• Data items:
———

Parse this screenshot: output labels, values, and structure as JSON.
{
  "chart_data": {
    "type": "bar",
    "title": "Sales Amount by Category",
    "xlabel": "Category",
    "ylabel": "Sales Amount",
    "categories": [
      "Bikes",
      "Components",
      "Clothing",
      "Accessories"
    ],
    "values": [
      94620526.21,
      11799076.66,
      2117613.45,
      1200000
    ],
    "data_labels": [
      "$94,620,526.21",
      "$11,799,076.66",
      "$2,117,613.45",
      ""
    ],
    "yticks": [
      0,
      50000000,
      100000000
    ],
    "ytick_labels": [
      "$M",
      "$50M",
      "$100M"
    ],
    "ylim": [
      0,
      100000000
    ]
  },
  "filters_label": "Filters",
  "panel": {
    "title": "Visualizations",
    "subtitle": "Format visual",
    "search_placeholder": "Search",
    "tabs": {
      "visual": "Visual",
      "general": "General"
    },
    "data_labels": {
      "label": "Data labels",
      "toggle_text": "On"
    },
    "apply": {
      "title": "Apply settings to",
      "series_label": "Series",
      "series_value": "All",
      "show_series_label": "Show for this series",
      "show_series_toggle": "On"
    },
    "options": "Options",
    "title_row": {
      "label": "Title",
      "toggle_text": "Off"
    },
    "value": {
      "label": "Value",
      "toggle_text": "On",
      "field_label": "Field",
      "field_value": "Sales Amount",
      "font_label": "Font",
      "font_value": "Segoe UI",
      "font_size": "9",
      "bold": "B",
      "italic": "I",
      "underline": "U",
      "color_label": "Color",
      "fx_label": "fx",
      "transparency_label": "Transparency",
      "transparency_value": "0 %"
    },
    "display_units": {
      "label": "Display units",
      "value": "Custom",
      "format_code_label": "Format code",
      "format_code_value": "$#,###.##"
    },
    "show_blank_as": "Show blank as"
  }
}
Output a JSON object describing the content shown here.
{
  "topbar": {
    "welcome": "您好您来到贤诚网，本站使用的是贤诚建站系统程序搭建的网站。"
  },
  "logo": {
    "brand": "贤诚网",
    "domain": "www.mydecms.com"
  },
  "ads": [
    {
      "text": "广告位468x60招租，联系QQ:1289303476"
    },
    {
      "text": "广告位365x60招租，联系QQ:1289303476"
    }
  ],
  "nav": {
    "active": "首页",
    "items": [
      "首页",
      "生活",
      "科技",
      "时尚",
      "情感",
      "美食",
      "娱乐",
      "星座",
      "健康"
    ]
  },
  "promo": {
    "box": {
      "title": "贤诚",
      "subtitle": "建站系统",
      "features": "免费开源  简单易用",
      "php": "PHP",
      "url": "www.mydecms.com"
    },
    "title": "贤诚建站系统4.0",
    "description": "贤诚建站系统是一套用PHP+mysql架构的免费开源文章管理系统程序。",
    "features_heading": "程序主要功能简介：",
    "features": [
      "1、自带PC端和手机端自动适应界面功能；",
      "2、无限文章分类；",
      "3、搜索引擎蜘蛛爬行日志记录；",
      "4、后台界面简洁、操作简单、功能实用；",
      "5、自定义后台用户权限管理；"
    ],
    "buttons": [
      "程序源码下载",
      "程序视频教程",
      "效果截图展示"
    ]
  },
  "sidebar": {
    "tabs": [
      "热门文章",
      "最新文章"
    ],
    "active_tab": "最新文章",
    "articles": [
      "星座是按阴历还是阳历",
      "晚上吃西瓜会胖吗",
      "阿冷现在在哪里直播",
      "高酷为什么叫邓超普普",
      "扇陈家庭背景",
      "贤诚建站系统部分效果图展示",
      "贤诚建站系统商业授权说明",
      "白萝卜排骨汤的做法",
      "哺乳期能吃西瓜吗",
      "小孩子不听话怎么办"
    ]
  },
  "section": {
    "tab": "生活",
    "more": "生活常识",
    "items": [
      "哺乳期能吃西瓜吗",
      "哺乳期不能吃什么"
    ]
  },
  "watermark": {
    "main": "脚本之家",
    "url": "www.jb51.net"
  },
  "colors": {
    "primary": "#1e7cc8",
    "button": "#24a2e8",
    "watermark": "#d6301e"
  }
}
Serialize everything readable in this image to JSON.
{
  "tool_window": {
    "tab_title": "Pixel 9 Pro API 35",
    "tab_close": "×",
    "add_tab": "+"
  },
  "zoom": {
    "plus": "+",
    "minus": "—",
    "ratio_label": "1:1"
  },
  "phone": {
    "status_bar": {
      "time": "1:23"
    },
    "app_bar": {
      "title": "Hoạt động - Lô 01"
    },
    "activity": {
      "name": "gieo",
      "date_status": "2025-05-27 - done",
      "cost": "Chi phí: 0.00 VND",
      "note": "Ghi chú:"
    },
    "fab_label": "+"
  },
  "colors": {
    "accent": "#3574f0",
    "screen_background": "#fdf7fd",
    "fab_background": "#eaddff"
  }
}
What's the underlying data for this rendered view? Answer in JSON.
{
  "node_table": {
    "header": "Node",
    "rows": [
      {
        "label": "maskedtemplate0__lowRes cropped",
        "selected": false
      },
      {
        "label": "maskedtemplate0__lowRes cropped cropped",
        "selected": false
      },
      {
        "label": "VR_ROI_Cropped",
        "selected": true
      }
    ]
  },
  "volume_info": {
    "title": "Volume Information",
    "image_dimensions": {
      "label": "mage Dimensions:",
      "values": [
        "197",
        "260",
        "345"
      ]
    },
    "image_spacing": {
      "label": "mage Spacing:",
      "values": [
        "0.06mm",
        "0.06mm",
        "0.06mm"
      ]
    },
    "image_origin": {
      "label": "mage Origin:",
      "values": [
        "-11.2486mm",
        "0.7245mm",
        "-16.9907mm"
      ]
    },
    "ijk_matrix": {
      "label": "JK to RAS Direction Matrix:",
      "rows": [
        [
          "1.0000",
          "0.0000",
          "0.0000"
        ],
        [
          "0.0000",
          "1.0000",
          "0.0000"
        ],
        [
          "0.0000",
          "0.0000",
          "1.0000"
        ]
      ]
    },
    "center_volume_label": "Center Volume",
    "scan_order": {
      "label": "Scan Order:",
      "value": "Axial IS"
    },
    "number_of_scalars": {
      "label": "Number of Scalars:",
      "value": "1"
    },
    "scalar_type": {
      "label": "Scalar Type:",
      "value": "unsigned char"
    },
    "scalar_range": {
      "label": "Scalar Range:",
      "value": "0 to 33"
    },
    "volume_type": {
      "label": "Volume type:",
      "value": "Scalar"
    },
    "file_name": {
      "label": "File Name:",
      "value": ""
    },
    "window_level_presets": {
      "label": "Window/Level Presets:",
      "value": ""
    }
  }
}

———

• STATED EXERCISE: Repeat every line of the data, exactly and in full.

• IN RESPONSE:
Parse this screenshot: output labels, values, and structure as JSON.
{
  "chart_data": {
    "type": "bar",
    "title": "Sales Amount by Category",
    "xlabel": "Category",
    "ylabel": "Sales Amount",
    "categories": [
      "Bikes",
      "Components",
      "Clothing",
      "Accessories"
    ],
    "values": [
      94620526.21,
      11799076.66,
      2117613.45,
      1200000
    ],
    "data_labels": [
      "$94,620,526.21",
      "$11,799,076.66",
      "$2,117,613.45",
      ""
    ],
    "yticks": [
      0,
      50000000,
      100000000
    ],
    "ytick_labels": [
      "$M",
      "$50M",
      "$100M"
    ],
    "ylim": [
      0,
      100000000
    ]
  },
  "filters_label": "Filters",
  "panel": {
    "title": "Visualizations",
    "subtitle": "Format visual",
    "search_placeholder": "Search",
    "tabs": {
      "visual": "Visual",
      "general": "General"
    },
    "data_labels": {
      "label": "Data labels",
      "toggle_text": "On"
    },
    "apply": {
      "title": "Apply settings to",
      "series_label": "Series",
      "series_value": "All",
      "show_series_label": "Show for this series",
      "show_series_toggle": "On"
    },
    "options": "Options",
    "title_row": {
      "label": "Title",
      "toggle_text": "Off"
    },
    "value": {
      "label": "Value",
      "toggle_text": "On",
      "field_label": "Field",
      "field_value": "Sales Amount",
      "font_label": "Font",
      "font_value": "Segoe UI",
      "font_size": "9",
      "bold": "B",
      "italic": "I",
      "underline": "U",
      "color_label": "Color",
      "fx_label": "fx",
      "transparency_label": "Transparency",
      "transparency_value": "0 %"
    },
    "display_units": {
      "label": "Display units",
      "value": "Custom",
      "format_code_label": "Format code",
      "format_code_value": "$#,###.##"
    },
    "show_blank_as": "Show blank as"
  }
}
Output a JSON object describing the content shown here.
{
  "topbar": {
    "welcome": "您好您来到贤诚网，本站使用的是贤诚建站系统程序搭建的网站。"
  },
  "logo": {
    "brand": "贤诚网",
    "domain": "www.mydecms.com"
  },
  "ads": [
    {
      "text": "广告位468x60招租，联系QQ:1289303476"
    },
    {
      "text": "广告位365x60招租，联系QQ:1289303476"
    }
  ],
  "nav": {
    "active": "首页",
    "items": [
      "首页",
      "生活",
      "科技",
      "时尚",
      "情感",
      "美食",
      "娱乐",
      "星座",
      "健康"
    ]
  },
  "promo": {
    "box": {
      "title": "贤诚",
      "subtitle": "建站系统",
      "features": "免费开源  简单易用",
      "php": "PHP",
      "url": "www.mydecms.com"
    },
    "title": "贤诚建站系统4.0",
    "description": "贤诚建站系统是一套用PHP+mysql架构的免费开源文章管理系统程序。",
    "features_heading": "程序主要功能简介：",
    "features": [
      "1、自带PC端和手机端自动适应界面功能；",
      "2、无限文章分类；",
      "3、搜索引擎蜘蛛爬行日志记录；",
      "4、后台界面简洁、操作简单、功能实用；",
      "5、自定义后台用户权限管理；"
    ],
    "buttons": [
      "程序源码下载",
      "程序视频教程",
      "效果截图展示"
    ]
  },
  "sidebar": {
    "tabs": [
      "热门文章",
      "最新文章"
    ],
    "active_tab": "最新文章",
    "articles": [
      "星座是按阴历还是阳历",
      "晚上吃西瓜会胖吗",
      "阿冷现在在哪里直播",
      "高酷为什么叫邓超普普",
      "扇陈家庭背景",
      "贤诚建站系统部分效果图展示",
      "贤诚建站系统商业授权说明",
      "白萝卜排骨汤的做法",
      "哺乳期能吃西瓜吗",
      "小孩子不听话怎么办"
    ]
  },
  "section": {
    "tab": "生活",
    "more": "生活常识",
    "items": [
      "哺乳期能吃西瓜吗",
      "哺乳期不能吃什么"
    ]
  },
  "watermark": {
    "main": "脚本之家",
    "url": "www.jb51.net"
  },
  "colors": {
    "primary": "#1e7cc8",
    "button": "#24a2e8",
    "watermark": "#d6301e"
  }
}
Serialize everything readable in this image to JSON.
{
  "tool_window": {
    "tab_title": "Pixel 9 Pro API 35",
    "tab_close": "×",
    "add_tab": "+"
  },
  "zoom": {
    "plus": "+",
    "minus": "—",
    "ratio_label": "1:1"
  },
  "phone": {
    "status_bar": {
      "time": "1:23"
    },
    "app_bar": {
      "title": "Hoạt động - Lô 01"
    },
    "activity": {
      "name": "gieo",
      "date_status": "2025-05-27 - done",
      "cost": "Chi phí: 0.00 VND",
      "note": "Ghi chú:"
    },
    "fab_label": "+"
  },
  "colors": {
    "accent": "#3574f0",
    "screen_background": "#fdf7fd",
    "fab_background": "#eaddff"
  }
}
What's the underlying data for this rendered view? Answer in JSON.
{
  "node_table": {
    "header": "Node",
    "rows": [
      {
        "label": "maskedtemplate0__lowRes cropped",
        "selected": false
      },
      {
        "label": "maskedtemplate0__lowRes cropped cropped",
        "selected": false
      },
      {
        "label": "VR_ROI_Cropped",
        "selected": true
      }
    ]
  },
  "volume_info": {
    "title": "Volume Information",
    "image_dimensions": {
      "label": "mage Dimensions:",
      "values": [
        "197",
        "260",
        "345"
      ]
    },
    "image_spacing": {
      "label": "mage Spacing:",
      "values": [
        "0.06mm",
        "0.06mm",
        "0.06mm"
      ]
    },
    "image_origin": {
      "label": "mage Origin:",
      "values": [
        "-11.2486mm",
        "0.7245mm",
        "-16.9907mm"
      ]
    },
    "ijk_matrix": {
      "label": "JK to RAS Direction Matrix:",
      "rows": [
        [
          "1.0000",
          "0.0000",
          "0.0000"
        ],
        [
          "0.0000",
          "1.0000",
          "0.0000"
        ],
        [
          "0.0000",
          "0.0000",
          "1.0000"
        ]
      ]
    },
    "center_volume_label": "Center Volume",
    "scan_order": {
      "label": "Scan Order:",
      "value": "Axial IS"
    },
    "number_of_scalars": {
      "label": "Number of Scalars:",
      "value": "1"
    },
    "scalar_type": {
      "label": "Scalar Type:",
      "value": "unsigned char"
    },
    "scalar_range": {
      "label": "Scalar Range:",
      "value": "0 to 33"
    },
    "volume_type": {
      "label": "Volume type:",
      "value": "Scalar"
    },
    "file_name": {
      "label": "File Name:",
      "value": ""
    },
    "window_level_presets": {
      "label": "Window/Level Presets:",
      "value": ""
    }
  }
}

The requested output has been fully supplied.